● **WORK INSTRUCTIONS**:
Write out all lines holding the word "Budimpeštanska".

[Dataset items]

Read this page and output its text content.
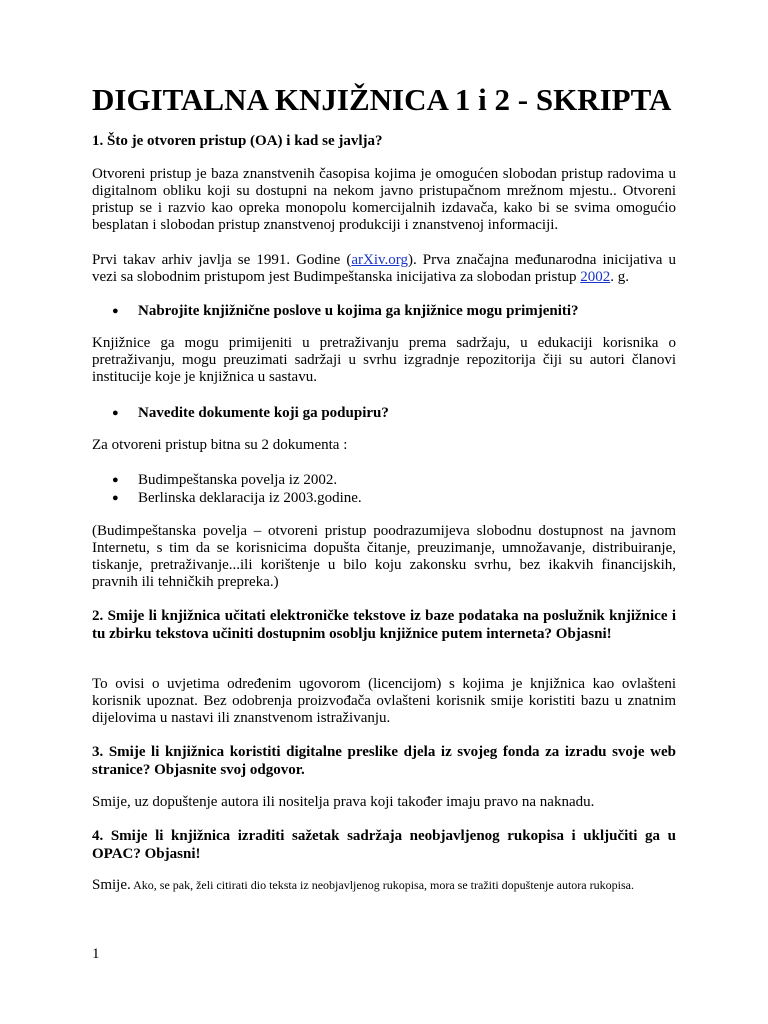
DIGITALNA KNJIŽNICA 1 i 2 - SKRIPTA
1. Što je otvoren pristup (OA) i kad se javlja?
Otvoreni pristup je baza znanstvenih časopisa kojima je omogućen slobodan pristup radovima u digitalnom obliku koji su dostupni na nekom javno pristupačnom mrežnom mjestu.. Otvoreni pristup se i razvio kao opreka monopolu komercijalnih izdavača, kako bi se svima omogućio besplatan i slobodan pristup znanstvenoj produkciji i znanstvenoj informaciji.
Prvi takav arhiv javlja se 1991. Godine (arXiv.org). Prva značajna međunarodna inicijativa u vezi sa slobodnim pristupom jest Budimpeštanska inicijativa za slobodan pristup 2002. g.
● Nabrojite knjižnične poslove u kojima ga knjižnice mogu primjeniti?
Knjižnice ga mogu primijeniti u pretraživanju prema sadržaju, u edukaciji korisnika o pretraživanju, mogu preuzimati sadržaji u svrhu izgradnje repozitorija čiji su autori članovi institucije koje je knjižnica u sastavu.
● Navedite dokumente koji ga podupiru?
Za otvoreni pristup bitna su 2 dokumenta :
● Budimpeštanska povelja iz 2002.
● Berlinska deklaracija iz 2003.godine.
(Budimpeštanska povelja – otvoreni pristup poodrazumijeva slobodnu dostupnost na javnom Internetu, s tim da se korisnicima dopušta čitanje, preuzimanje, umnožavanje, distribuiranje, tiskanje, pretraživanje...ili korištenje u bilo koju zakonsku svrhu, bez ikakvih financijskih, pravnih ili tehničkih prepreka.)
2. Smije li knjižnica učitati elektroničke tekstove iz baze podataka na poslužnik knjižnice i tu zbirku tekstova učiniti dostupnim osoblju knjižnice putem interneta? Objasni!
To ovisi o uvjetima određenim ugovorom (licencijom) s kojima je knjižnica kao ovlašteni korisnik upoznat. Bez odobrenja proizvođača ovlašteni korisnik smije koristiti bazu u znatnim dijelovima u nastavi ili znanstvenom istraživanju.
3. Smije li knjižnica koristiti digitalne preslike djela iz svojeg fonda za izradu svoje web stranice? Objasnite svoj odgovor.
Smije, uz dopuštenje autora ili nositelja prava koji također imaju pravo na naknadu.
4. Smije li knjižnica izraditi sažetak sadržaja neobjavljenog rukopisa i uključiti ga u OPAC? Objasni!
Smije. Ako, se pak, želi citirati dio teksta iz neobjavljenog rukopisa, mora se tražiti dopuštenje autora rukopisa.
1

● **RESULT OF THE TASK**:
Prvi takav arhiv javlja se 1991. Godine (arXiv.org). Prva značajna međunarodna inicijativa u vezi sa slobodnim pristupom jest Budimpeštanska inicijativa za slobodan pristup 2002. g.
● Budimpeštanska povelja iz 2002.
(Budimpeštanska povelja – otvoreni pristup poodrazumijeva slobodnu dostupnost na javnom Internetu, s tim da se korisnicima dopušta čitanje, preuzimanje, umnožavanje, distribuiranje, tiskanje, pretraživanje...ili korištenje u bilo koju zakonsku svrhu, bez ikakvih financijskih, pravnih ili tehničkih prepreka.)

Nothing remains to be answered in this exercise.